### Work required
Write out the items from the very start through the line containing "code-line: */ bbox=[89, 606, 117, 624]", both included, as a JSON list of strings with one string per line and any blank lines omitted.

________________________

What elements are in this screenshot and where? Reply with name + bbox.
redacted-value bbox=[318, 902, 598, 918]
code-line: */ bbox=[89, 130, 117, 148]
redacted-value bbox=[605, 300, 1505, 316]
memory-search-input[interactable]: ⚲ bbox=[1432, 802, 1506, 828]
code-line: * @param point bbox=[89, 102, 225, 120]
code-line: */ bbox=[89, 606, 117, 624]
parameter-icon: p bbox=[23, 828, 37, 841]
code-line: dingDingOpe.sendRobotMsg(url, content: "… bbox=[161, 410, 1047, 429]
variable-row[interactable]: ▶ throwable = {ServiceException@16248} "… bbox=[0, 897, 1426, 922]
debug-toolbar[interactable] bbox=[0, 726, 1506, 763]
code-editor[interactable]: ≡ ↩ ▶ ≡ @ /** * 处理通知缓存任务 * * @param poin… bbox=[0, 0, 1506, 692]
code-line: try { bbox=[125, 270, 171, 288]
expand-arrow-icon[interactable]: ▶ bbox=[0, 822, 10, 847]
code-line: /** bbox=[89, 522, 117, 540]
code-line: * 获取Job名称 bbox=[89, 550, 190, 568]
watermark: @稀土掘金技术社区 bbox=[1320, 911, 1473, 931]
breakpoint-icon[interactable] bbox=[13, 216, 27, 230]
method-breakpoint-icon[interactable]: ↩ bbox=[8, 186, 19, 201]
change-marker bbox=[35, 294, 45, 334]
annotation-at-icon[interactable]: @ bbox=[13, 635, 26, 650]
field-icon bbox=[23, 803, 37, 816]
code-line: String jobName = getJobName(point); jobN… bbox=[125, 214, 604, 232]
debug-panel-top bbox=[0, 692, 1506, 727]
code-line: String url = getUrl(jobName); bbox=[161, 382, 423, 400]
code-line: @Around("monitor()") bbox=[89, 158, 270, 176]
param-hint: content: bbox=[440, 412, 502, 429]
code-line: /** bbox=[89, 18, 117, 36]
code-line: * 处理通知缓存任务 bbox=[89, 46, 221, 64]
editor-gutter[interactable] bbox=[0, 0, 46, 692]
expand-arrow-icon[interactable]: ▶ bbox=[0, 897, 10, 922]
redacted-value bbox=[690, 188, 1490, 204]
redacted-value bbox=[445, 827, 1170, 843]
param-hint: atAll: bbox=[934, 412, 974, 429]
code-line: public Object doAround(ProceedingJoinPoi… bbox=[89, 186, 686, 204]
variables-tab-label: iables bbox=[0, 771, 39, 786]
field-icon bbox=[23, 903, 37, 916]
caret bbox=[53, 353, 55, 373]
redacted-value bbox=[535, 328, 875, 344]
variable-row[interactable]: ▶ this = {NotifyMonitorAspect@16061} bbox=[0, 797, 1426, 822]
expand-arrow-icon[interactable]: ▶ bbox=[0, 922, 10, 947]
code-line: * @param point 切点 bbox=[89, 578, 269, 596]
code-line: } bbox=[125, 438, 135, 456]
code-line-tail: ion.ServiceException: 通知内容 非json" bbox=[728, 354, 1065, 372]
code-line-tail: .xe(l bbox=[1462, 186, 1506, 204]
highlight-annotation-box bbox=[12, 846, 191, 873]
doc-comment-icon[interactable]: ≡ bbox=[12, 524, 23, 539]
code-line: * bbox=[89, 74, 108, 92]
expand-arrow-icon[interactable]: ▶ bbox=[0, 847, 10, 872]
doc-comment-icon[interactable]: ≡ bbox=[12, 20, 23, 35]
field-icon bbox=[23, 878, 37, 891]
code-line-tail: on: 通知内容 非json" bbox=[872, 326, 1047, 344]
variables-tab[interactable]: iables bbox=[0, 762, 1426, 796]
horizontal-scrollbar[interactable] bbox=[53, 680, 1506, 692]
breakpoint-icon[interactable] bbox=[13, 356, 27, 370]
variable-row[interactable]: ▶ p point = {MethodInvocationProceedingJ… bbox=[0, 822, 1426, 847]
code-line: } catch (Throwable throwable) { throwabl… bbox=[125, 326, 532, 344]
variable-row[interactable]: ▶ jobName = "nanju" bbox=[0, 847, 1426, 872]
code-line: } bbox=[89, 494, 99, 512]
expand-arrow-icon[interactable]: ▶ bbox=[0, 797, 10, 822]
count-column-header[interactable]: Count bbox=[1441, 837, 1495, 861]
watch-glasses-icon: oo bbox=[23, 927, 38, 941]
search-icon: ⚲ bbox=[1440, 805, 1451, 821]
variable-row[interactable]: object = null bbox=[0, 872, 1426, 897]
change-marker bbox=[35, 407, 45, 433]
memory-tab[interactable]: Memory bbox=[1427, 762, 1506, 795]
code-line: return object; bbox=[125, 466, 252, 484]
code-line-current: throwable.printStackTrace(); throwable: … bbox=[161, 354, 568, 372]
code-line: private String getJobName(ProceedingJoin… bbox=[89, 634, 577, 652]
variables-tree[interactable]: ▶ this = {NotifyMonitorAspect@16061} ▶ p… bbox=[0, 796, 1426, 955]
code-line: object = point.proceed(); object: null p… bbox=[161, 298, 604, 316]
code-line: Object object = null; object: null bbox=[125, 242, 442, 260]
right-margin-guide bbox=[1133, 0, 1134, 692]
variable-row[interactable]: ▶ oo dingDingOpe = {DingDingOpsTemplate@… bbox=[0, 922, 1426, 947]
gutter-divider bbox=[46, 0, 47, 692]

________________________

### Correct response
[
  "What elements are in this screenshot and where? Reply with name + bbox.",
  "redacted-value bbox=[318, 902, 598, 918]",
  "code-line: */ bbox=[89, 130, 117, 148]",
  "redacted-value bbox=[605, 300, 1505, 316]",
  "memory-search-input[interactable]: ⚲ bbox=[1432, 802, 1506, 828]",
  "code-line: * @param point bbox=[89, 102, 225, 120]",
  "code-line: */ bbox=[89, 606, 117, 624]"
]